● **Required work**
Extract the entries in their exact form.

● **Information supplied**
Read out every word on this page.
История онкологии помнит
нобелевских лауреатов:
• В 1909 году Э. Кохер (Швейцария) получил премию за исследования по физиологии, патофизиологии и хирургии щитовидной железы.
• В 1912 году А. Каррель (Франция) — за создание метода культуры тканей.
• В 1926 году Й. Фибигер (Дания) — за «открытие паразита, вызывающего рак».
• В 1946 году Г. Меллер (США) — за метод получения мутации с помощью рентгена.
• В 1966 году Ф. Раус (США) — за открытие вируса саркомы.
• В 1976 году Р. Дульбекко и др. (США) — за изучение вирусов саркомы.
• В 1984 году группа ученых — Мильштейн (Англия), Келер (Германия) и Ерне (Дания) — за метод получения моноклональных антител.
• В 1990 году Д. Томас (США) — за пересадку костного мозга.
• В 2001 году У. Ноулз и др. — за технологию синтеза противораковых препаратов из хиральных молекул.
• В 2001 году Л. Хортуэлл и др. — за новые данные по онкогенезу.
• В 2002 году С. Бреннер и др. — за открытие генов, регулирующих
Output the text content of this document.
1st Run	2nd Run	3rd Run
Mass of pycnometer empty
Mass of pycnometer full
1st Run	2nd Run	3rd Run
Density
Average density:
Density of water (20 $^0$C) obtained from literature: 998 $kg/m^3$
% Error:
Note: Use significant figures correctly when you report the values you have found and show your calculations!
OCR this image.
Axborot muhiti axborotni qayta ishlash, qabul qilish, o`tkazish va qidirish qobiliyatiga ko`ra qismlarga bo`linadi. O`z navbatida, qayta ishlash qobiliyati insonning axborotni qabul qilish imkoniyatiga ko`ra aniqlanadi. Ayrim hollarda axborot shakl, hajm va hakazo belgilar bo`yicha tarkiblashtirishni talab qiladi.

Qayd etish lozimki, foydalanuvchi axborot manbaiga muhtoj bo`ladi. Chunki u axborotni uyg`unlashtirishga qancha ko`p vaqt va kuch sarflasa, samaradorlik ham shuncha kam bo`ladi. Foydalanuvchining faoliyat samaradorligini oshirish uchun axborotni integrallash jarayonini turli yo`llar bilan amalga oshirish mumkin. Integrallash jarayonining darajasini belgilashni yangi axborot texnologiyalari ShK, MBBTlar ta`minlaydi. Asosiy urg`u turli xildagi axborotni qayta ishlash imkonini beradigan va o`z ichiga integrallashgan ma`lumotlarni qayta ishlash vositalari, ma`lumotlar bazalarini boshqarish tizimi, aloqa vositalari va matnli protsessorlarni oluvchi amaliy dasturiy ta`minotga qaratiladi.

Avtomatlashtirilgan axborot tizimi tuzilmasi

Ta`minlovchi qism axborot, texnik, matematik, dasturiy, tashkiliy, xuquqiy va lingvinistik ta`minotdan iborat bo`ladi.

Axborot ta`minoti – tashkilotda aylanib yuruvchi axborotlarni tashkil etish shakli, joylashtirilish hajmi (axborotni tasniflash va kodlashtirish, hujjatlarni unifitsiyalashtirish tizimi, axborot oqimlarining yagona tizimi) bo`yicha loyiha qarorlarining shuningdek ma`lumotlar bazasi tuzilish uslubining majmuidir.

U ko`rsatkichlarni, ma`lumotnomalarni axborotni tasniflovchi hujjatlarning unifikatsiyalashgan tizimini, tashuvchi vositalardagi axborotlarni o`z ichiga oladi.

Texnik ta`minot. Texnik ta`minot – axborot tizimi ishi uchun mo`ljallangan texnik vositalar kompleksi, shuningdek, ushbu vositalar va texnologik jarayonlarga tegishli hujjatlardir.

● **Response**
Read out every word on this page.
История онкологии помнит
нобелевских лауреатов:
• В 1909 году Э. Кохер (Швейцария) получил премию за исследования по физиологии, патофизиологии и хирургии щитовидной железы.
• В 1912 году А. Каррель (Франция) — за создание метода культуры тканей.
• В 1926 году Й. Фибигер (Дания) — за «открытие паразита, вызывающего рак».
• В 1946 году Г. Меллер (США) — за метод получения мутации с помощью рентгена.
• В 1966 году Ф. Раус (США) — за открытие вируса саркомы.
• В 1976 году Р. Дульбекко и др. (США) — за изучение вирусов саркомы.
• В 1984 году группа ученых — Мильштейн (Англия), Келер (Германия) и Ерне (Дания) — за метод получения моноклональных антител.
• В 1990 году Д. Томас (США) — за пересадку костного мозга.
• В 2001 году У. Ноулз и др. — за технологию синтеза противораковых препаратов из хиральных молекул.
• В 2001 году Л. Хортуэлл и др. — за новые данные по онкогенезу.
• В 2002 году С. Бреннер и др. — за открытие генов, регулирующих
Output the text content of this document.
1st Run	2nd Run	3rd Run
Mass of pycnometer empty
Mass of pycnometer full
1st Run	2nd Run	3rd Run
Density
Average density:
Density of water (20 $^0$C) obtained from literature: 998 $kg/m^3$
% Error:
Note: Use significant figures correctly when you report the values you have found and show your calculations!
OCR this image.
Axborot muhiti axborotni qayta ishlash, qabul qilish, o`tkazish va qidirish qobiliyatiga ko`ra qismlarga bo`linadi. O`z navbatida, qayta ishlash qobiliyati insonning axborotni qabul qilish imkoniyatiga ko`ra aniqlanadi. Ayrim hollarda axborot shakl, hajm va hakazo belgilar bo`yicha tarkiblashtirishni talab qiladi.

Qayd etish lozimki, foydalanuvchi axborot manbaiga muhtoj bo`ladi. Chunki u axborotni uyg`unlashtirishga qancha ko`p vaqt va kuch sarflasa, samaradorlik ham shuncha kam bo`ladi. Foydalanuvchining faoliyat samaradorligini oshirish uchun axborotni integrallash jarayonini turli yo`llar bilan amalga oshirish mumkin. Integrallash jarayonining darajasini belgilashni yangi axborot texnologiyalari ShK, MBBTlar ta`minlaydi. Asosiy urg`u turli xildagi axborotni qayta ishlash imkonini beradigan va o`z ichiga integrallashgan ma`lumotlarni qayta ishlash vositalari, ma`lumotlar bazalarini boshqarish tizimi, aloqa vositalari va matnli protsessorlarni oluvchi amaliy dasturiy ta`minotga qaratiladi.

Avtomatlashtirilgan axborot tizimi tuzilmasi

Ta`minlovchi qism axborot, texnik, matematik, dasturiy, tashkiliy, xuquqiy va lingvinistik ta`minotdan iborat bo`ladi.

Axborot ta`minoti – tashkilotda aylanib yuruvchi axborotlarni tashkil etish shakli, joylashtirilish hajmi (axborotni tasniflash va kodlashtirish, hujjatlarni unifitsiyalashtirish tizimi, axborot oqimlarining yagona tizimi) bo`yicha loyiha qarorlarining shuningdek ma`lumotlar bazasi tuzilish uslubining majmuidir.

U ko`rsatkichlarni, ma`lumotnomalarni axborotni tasniflovchi hujjatlarning unifikatsiyalashgan tizimini, tashuvchi vositalardagi axborotlarni o`z ichiga oladi.

Texnik ta`minot. Texnik ta`minot – axborot tizimi ishi uchun mo`ljallangan texnik vositalar kompleksi, shuningdek, ushbu vositalar va texnologik jarayonlarga tegishli hujjatlardir.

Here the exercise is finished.